> _TASK TO CARRY OUT_:
Below are the records. List every line holding the word "Frontier".

○ ○ ○ ○ ○

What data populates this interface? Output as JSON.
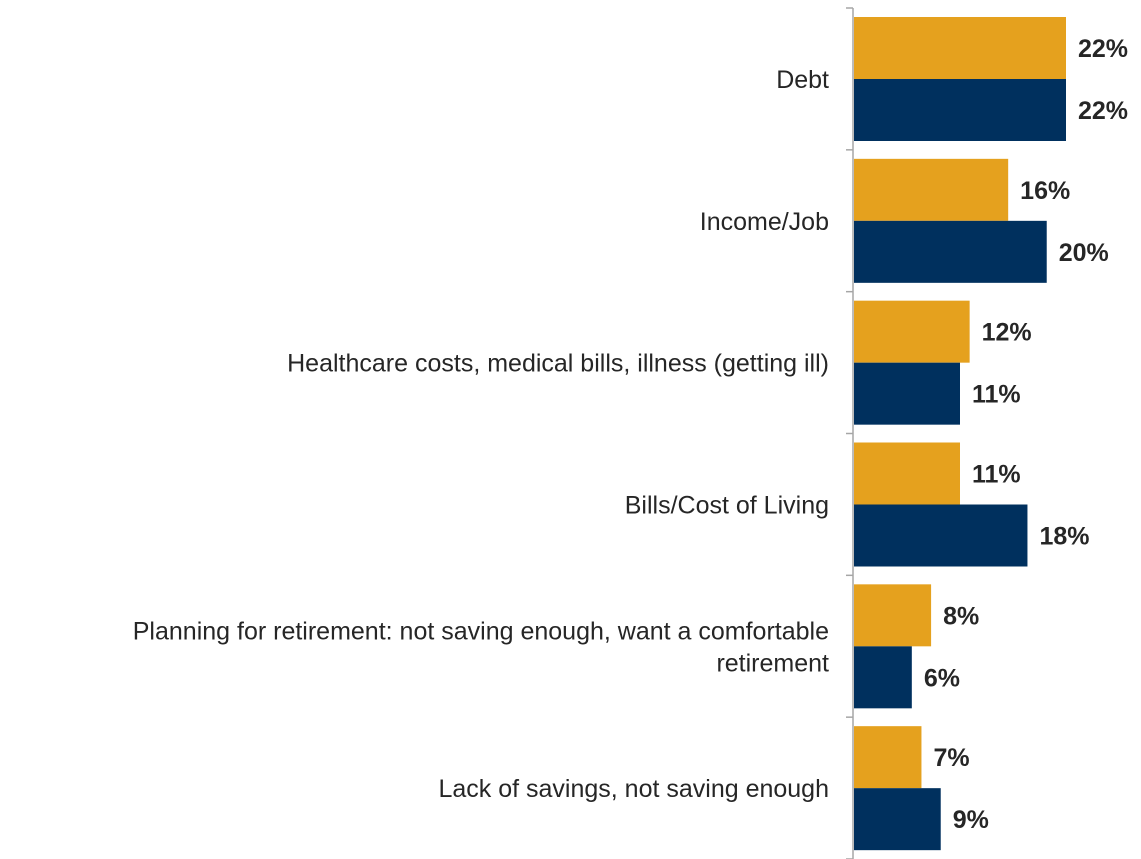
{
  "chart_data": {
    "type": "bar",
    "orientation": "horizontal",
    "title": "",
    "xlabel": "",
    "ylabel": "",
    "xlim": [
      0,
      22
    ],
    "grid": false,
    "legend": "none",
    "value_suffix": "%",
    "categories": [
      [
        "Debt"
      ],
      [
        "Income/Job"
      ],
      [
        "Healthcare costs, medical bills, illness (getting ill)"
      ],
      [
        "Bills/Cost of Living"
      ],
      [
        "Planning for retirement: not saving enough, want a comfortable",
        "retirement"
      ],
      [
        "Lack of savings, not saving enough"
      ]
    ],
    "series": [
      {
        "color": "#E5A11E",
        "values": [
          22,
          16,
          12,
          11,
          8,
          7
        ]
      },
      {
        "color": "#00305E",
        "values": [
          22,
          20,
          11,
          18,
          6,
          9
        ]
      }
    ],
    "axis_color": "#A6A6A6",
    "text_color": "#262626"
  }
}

○ ○ ○ ○ ○

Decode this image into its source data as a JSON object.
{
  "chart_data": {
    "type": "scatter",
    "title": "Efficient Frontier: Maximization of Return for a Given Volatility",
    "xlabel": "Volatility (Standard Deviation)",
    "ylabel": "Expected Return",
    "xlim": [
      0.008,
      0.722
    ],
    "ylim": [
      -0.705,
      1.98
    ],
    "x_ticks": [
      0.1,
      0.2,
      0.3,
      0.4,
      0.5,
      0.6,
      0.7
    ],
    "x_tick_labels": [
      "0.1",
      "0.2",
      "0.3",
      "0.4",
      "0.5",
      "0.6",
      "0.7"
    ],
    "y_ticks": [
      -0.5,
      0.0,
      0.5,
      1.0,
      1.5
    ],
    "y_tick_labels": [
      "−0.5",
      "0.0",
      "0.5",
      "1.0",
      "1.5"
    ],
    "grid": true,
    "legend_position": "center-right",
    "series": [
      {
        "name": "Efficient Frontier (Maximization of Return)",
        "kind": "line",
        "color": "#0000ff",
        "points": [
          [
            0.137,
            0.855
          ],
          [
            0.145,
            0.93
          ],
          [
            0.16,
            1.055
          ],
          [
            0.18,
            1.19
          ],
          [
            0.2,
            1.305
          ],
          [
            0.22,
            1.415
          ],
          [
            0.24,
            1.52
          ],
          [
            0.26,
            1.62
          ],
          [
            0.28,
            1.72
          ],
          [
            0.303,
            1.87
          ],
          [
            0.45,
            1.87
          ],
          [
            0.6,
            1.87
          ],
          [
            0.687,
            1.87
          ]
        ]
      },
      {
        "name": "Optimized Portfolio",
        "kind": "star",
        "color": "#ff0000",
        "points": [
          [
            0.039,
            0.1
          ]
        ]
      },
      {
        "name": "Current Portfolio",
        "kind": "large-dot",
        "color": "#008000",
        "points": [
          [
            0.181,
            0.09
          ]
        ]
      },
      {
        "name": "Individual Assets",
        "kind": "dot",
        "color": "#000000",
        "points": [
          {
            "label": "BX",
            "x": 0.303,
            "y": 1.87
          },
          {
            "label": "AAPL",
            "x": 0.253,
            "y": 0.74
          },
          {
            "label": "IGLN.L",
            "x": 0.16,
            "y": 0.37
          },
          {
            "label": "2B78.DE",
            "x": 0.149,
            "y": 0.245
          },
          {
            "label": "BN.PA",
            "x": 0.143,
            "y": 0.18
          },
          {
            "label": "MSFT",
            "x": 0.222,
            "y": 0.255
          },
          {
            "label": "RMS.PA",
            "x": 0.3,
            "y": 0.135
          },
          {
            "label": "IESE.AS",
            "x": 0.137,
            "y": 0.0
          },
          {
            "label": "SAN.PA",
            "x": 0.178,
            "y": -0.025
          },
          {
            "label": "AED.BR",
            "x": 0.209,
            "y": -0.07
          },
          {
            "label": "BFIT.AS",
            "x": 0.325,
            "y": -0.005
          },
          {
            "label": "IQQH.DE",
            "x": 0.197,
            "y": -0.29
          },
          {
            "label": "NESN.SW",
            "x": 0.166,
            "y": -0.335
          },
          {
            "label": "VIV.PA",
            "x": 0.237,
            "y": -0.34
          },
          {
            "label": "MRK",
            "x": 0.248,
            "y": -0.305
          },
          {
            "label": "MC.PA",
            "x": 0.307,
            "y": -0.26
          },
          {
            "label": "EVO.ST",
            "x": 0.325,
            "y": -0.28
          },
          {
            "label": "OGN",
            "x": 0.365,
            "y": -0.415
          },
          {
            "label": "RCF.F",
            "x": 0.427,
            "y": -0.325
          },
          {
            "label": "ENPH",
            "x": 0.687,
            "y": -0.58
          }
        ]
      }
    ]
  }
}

○ ○ ○ ○ ○

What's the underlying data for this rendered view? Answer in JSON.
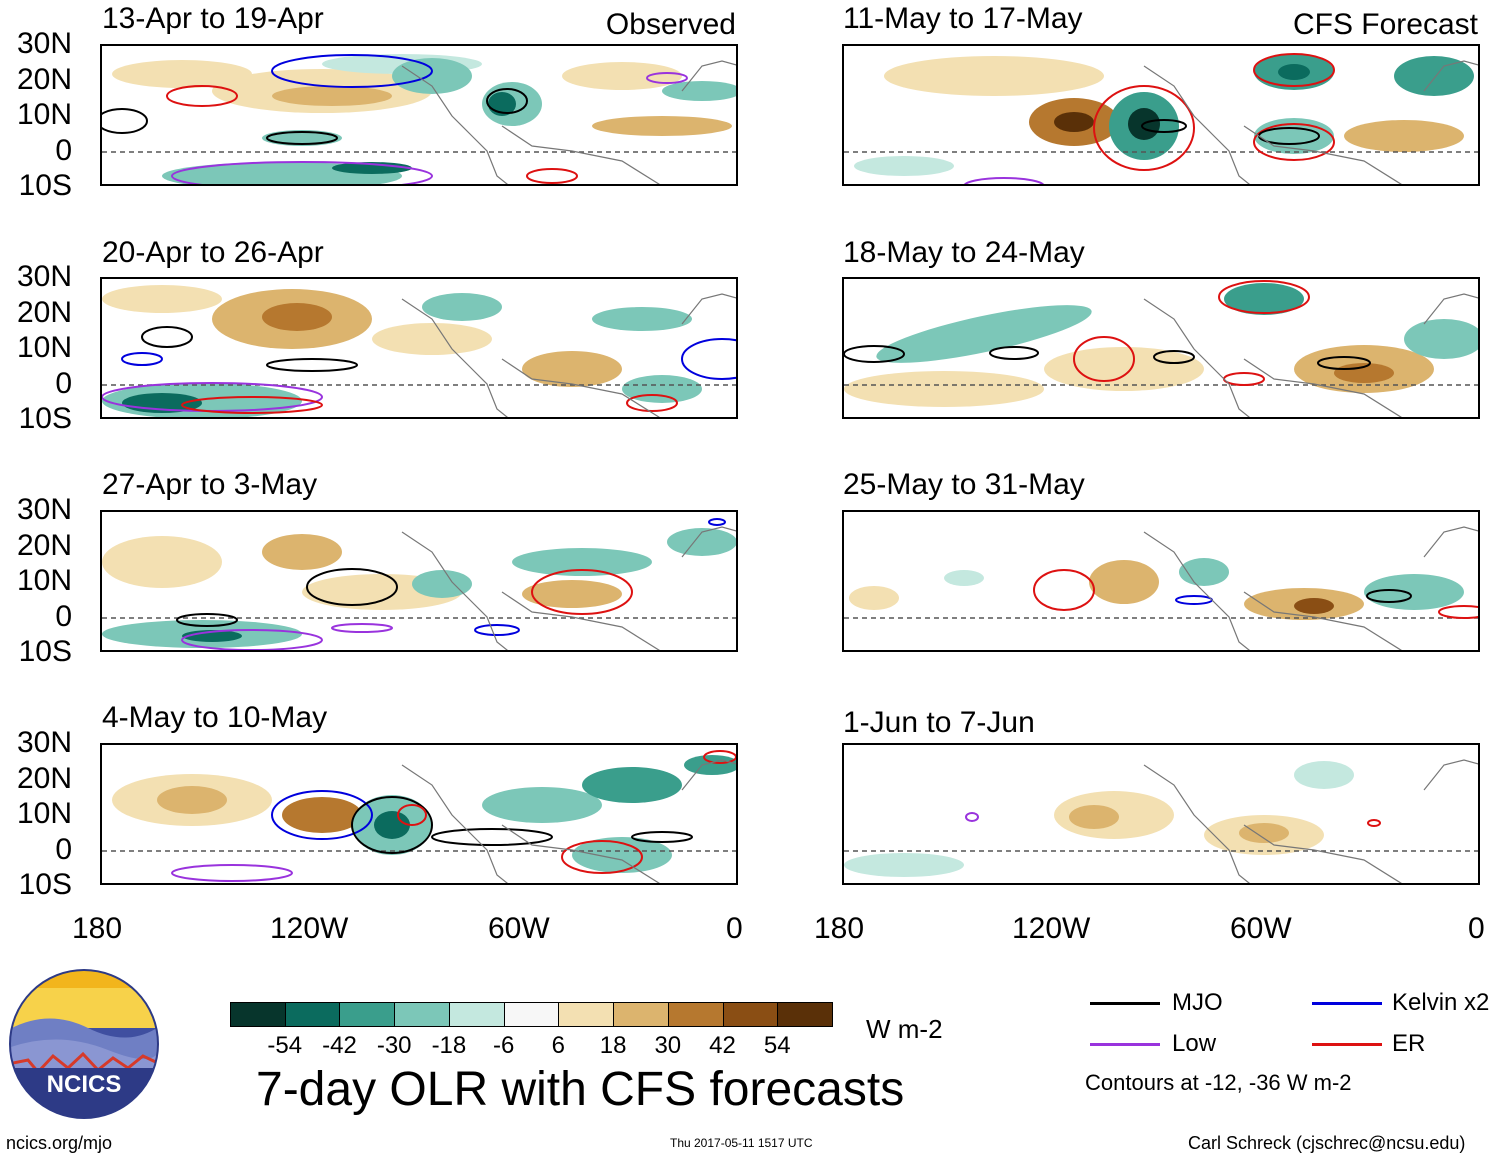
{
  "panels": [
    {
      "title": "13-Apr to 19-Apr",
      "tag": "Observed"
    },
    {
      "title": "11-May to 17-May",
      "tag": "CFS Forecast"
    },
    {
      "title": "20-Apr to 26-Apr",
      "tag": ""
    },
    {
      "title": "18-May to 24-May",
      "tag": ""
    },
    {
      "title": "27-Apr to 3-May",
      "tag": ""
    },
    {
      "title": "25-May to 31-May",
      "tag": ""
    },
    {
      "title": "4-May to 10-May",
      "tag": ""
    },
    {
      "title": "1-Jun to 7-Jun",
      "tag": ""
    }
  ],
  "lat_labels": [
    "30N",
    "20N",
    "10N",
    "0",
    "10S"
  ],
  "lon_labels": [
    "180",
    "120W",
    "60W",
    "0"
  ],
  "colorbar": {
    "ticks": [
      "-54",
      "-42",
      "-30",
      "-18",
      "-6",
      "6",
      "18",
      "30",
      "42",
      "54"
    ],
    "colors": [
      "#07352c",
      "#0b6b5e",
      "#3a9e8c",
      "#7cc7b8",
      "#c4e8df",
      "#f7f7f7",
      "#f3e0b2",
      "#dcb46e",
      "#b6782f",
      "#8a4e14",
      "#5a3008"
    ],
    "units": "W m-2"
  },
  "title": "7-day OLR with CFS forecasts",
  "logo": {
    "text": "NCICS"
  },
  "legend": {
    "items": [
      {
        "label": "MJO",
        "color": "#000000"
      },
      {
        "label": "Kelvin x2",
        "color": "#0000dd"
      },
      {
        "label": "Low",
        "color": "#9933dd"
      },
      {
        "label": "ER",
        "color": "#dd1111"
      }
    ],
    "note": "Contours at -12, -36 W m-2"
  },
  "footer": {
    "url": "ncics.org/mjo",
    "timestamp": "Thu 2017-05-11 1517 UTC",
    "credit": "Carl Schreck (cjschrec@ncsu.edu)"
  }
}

○ ○ ○ ○ ○

> _PROBLEM SOLUTION_:
    "title": "Efficient Frontier: Maximization of Return for a Given Volatility",
        "name": "Efficient Frontier (Maximization of Return)",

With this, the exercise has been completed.